Required work ▸
Exactly reproduce each record listed below.

Dataset items:
· · · · ·
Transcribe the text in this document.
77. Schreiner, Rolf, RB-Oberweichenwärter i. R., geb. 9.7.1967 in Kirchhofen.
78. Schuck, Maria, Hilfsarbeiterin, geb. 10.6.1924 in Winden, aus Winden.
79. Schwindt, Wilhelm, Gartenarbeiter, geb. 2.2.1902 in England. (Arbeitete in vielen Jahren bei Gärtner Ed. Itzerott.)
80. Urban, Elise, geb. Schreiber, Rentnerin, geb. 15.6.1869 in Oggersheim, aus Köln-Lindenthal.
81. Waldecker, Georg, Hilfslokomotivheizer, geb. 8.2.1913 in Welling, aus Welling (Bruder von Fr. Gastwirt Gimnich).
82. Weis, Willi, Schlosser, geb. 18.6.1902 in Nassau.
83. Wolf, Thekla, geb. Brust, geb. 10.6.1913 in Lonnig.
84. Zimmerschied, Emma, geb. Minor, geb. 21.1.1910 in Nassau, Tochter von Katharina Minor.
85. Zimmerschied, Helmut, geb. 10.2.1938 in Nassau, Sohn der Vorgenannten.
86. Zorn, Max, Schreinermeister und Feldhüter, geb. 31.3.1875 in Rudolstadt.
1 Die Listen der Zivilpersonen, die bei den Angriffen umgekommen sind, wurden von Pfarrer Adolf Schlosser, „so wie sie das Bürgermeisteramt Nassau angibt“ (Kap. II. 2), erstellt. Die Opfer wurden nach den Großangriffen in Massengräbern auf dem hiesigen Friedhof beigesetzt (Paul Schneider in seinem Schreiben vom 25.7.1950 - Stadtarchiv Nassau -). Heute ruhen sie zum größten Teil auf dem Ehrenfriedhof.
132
· · · · ·
Task solution ▸
Transcribe the text in this document.
77. Schreiner, Rolf, RB-Oberweichenwärter i. R., geb. 9.7.1967 in Kirchhofen.
78. Schuck, Maria, Hilfsarbeiterin, geb. 10.6.1924 in Winden, aus Winden.
79. Schwindt, Wilhelm, Gartenarbeiter, geb. 2.2.1902 in England. (Arbeitete in vielen Jahren bei Gärtner Ed. Itzerott.)
80. Urban, Elise, geb. Schreiber, Rentnerin, geb. 15.6.1869 in Oggersheim, aus Köln-Lindenthal.
81. Waldecker, Georg, Hilfslokomotivheizer, geb. 8.2.1913 in Welling, aus Welling (Bruder von Fr. Gastwirt Gimnich).
82. Weis, Willi, Schlosser, geb. 18.6.1902 in Nassau.
83. Wolf, Thekla, geb. Brust, geb. 10.6.1913 in Lonnig.
84. Zimmerschied, Emma, geb. Minor, geb. 21.1.1910 in Nassau, Tochter von Katharina Minor.
85. Zimmerschied, Helmut, geb. 10.2.1938 in Nassau, Sohn der Vorgenannten.
86. Zorn, Max, Schreinermeister und Feldhüter, geb. 31.3.1875 in Rudolstadt.
1 Die Listen der Zivilpersonen, die bei den Angriffen umgekommen sind, wurden von Pfarrer Adolf Schlosser, „so wie sie das Bürgermeisteramt Nassau angibt“ (Kap. II. 2), erstellt. Die Opfer wurden nach den Großangriffen in Massengräbern auf dem hiesigen Friedhof beigesetzt (Paul Schneider in seinem Schreiben vom 25.7.1950 - Stadtarchiv Nassau -). Heute ruhen sie zum größten Teil auf dem Ehrenfriedhof.
132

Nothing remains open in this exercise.